───── Page text

Julia is professor and director of the institute of clinical pharmacology at the university hospital of RWTH Aachen since 2019. From 2012-2019, she was head of research and vice president of the German drug regulatory authority, BfArM. Her research mostly focuses on Personalized Medicine and regulatory science. She pioneered the systematic development of personalized dose adjustments promoting the way of Pharmacogenetic information in drug labels. She is involved in many European projects, and is coordinator of a EraPerMed project on Artificial intelligence for personalised medicine in depression. J Stingl has authored more than 278 publications in peer-reviewed scientific journals, has been cited more than 12,000 times with an average citation of 32 per article and an H-index of 57 (ISI web of science, Aug 2023).

──────────
───── Recorded information

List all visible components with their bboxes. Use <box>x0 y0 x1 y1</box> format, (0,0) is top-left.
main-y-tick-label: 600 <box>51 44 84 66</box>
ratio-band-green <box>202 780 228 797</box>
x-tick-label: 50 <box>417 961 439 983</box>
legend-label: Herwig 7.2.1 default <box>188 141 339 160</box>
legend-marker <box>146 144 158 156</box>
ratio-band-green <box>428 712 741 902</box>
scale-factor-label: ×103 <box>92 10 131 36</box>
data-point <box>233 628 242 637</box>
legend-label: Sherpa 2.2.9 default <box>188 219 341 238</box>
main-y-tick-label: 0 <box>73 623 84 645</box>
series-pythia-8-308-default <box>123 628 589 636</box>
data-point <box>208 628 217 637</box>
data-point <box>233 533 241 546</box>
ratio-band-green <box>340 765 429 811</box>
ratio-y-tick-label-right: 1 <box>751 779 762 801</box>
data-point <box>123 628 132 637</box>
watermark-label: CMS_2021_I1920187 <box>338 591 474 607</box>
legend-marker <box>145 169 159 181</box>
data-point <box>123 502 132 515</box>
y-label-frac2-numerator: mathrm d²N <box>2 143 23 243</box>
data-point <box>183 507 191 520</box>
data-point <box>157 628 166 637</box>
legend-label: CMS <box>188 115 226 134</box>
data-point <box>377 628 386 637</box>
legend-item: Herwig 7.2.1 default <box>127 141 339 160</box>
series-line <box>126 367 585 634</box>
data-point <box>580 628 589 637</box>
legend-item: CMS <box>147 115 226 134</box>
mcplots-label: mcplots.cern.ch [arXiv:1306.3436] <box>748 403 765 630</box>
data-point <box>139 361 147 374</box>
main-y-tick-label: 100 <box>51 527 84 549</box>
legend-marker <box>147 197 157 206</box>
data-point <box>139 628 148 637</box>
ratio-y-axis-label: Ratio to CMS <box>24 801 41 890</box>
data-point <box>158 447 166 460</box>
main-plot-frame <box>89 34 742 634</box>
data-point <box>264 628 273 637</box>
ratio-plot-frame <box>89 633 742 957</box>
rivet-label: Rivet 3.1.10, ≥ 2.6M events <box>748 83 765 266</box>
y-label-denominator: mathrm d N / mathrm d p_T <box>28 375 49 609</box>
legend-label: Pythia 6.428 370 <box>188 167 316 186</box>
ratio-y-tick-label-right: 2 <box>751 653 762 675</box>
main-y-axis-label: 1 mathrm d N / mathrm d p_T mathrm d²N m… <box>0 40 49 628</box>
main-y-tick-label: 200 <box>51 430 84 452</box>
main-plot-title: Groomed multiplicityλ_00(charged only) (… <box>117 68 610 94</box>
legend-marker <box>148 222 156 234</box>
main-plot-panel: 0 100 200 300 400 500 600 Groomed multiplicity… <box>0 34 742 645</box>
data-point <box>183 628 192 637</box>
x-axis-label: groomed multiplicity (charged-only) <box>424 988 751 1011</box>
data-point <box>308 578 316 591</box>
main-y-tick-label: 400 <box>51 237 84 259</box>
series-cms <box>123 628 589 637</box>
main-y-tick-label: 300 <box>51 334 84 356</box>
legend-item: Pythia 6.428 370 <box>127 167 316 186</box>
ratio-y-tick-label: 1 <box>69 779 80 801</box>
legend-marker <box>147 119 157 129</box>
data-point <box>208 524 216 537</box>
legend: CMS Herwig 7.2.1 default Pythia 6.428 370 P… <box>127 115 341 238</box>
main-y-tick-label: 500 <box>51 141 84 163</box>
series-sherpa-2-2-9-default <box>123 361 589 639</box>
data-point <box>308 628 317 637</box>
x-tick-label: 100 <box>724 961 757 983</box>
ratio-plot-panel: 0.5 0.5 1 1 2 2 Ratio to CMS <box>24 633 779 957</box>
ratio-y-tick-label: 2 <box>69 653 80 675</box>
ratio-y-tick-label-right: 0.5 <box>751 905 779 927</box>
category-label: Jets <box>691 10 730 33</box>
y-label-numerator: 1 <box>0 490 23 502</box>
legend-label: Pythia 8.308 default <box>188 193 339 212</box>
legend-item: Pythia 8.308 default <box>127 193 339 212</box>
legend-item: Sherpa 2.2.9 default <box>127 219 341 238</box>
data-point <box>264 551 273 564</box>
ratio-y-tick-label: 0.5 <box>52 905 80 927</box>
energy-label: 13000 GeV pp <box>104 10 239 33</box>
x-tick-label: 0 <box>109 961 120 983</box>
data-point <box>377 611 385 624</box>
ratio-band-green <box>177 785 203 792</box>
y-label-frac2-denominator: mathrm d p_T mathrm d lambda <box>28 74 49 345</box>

──────────

### What you will do:
#1 Answer these questions from the profile:
(a) Since what year has she led the institute of clinical pharmacology at the university hospital of RWTH Aachen?
(b) Which authority did she serve as head of research and vice president from 2012 to 2019?
(c) What H-index is given for her?
#2 Write out the part of the profile that opens with the words containing "Julia is professor" and closes with "science, Aug 2023).".
The data has nothing to do with the work here.

### Responses to the exercise:
#1
(a) 2019
(b) The German drug regulatory authority, BfArM
(c) 57

#2
Julia is professor and director of the institute of clinical pharmacology at the university hospital of RWTH Aachen since 2019. From 2012-2019, she was head of research and vice president of the German drug regulatory authority, BfArM. Her research mostly focuses on Personalized Medicine and regulatory science. She pioneered the systematic development of personalized dose adjustments promoting the way of Pharmacogenetic information in drug labels. She is involved in many European projects, and is coordinator of a EraPerMed project on Artificial intelligence for personalised medicine in depression. J Stingl has authored more than 278 publications in peer-reviewed scientific journals, has been cited more than 12,000 times with an average citation of 32 per article and an H-index of 57 (ISI web of science, Aug 2023).